> [WORK INSTRUCTIONS] Are you able to retype all the records below exactly?
* Begin RECORDED DATA *
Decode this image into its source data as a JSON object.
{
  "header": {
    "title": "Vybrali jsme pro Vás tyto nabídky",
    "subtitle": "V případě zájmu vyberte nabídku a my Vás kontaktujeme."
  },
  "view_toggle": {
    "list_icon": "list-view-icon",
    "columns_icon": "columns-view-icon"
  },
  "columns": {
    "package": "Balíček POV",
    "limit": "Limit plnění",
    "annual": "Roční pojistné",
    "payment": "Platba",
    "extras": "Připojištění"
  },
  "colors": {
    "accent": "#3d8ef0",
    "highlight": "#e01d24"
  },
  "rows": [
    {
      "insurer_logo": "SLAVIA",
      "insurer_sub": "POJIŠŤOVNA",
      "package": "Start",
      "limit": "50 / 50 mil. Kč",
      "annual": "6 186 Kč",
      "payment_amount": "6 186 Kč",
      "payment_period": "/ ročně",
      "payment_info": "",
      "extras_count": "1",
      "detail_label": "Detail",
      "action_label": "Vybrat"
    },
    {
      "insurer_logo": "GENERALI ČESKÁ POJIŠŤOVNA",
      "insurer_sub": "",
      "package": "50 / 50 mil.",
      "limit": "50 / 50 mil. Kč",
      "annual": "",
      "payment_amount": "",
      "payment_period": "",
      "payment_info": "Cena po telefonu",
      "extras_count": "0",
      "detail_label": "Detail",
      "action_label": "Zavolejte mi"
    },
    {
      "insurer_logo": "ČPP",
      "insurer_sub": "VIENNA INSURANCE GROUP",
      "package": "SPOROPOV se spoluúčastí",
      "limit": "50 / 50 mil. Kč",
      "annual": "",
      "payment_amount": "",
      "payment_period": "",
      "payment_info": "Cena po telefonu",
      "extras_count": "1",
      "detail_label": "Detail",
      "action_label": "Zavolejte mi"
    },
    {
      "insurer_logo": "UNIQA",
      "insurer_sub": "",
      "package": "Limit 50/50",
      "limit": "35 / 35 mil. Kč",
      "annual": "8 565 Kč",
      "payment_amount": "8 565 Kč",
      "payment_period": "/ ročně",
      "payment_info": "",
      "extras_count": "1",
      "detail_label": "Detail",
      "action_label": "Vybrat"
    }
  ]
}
* End RECORDED DATA *
> [COMPLETE ANSWER]
Decode this image into its source data as a JSON object.
{
  "header": {
    "title": "Vybrali jsme pro Vás tyto nabídky",
    "subtitle": "V případě zájmu vyberte nabídku a my Vás kontaktujeme."
  },
  "view_toggle": {
    "list_icon": "list-view-icon",
    "columns_icon": "columns-view-icon"
  },
  "columns": {
    "package": "Balíček POV",
    "limit": "Limit plnění",
    "annual": "Roční pojistné",
    "payment": "Platba",
    "extras": "Připojištění"
  },
  "colors": {
    "accent": "#3d8ef0",
    "highlight": "#e01d24"
  },
  "rows": [
    {
      "insurer_logo": "SLAVIA",
      "insurer_sub": "POJIŠŤOVNA",
      "package": "Start",
      "limit": "50 / 50 mil. Kč",
      "annual": "6 186 Kč",
      "payment_amount": "6 186 Kč",
      "payment_period": "/ ročně",
      "payment_info": "",
      "extras_count": "1",
      "detail_label": "Detail",
      "action_label": "Vybrat"
    },
    {
      "insurer_logo": "GENERALI ČESKÁ POJIŠŤOVNA",
      "insurer_sub": "",
      "package": "50 / 50 mil.",
      "limit": "50 / 50 mil. Kč",
      "annual": "",
      "payment_amount": "",
      "payment_period": "",
      "payment_info": "Cena po telefonu",
      "extras_count": "0",
      "detail_label": "Detail",
      "action_label": "Zavolejte mi"
    },
    {
      "insurer_logo": "ČPP",
      "insurer_sub": "VIENNA INSURANCE GROUP",
      "package": "SPOROPOV se spoluúčastí",
      "limit": "50 / 50 mil. Kč",
      "annual": "",
      "payment_amount": "",
      "payment_period": "",
      "payment_info": "Cena po telefonu",
      "extras_count": "1",
      "detail_label": "Detail",
      "action_label": "Zavolejte mi"
    },
    {
      "insurer_logo": "UNIQA",
      "insurer_sub": "",
      "package": "Limit 50/50",
      "limit": "35 / 35 mil. Kč",
      "annual": "8 565 Kč",
      "payment_amount": "8 565 Kč",
      "payment_period": "/ ročně",
      "payment_info": "",
      "extras_count": "1",
      "detail_label": "Detail",
      "action_label": "Vybrat"
    }
  ]
}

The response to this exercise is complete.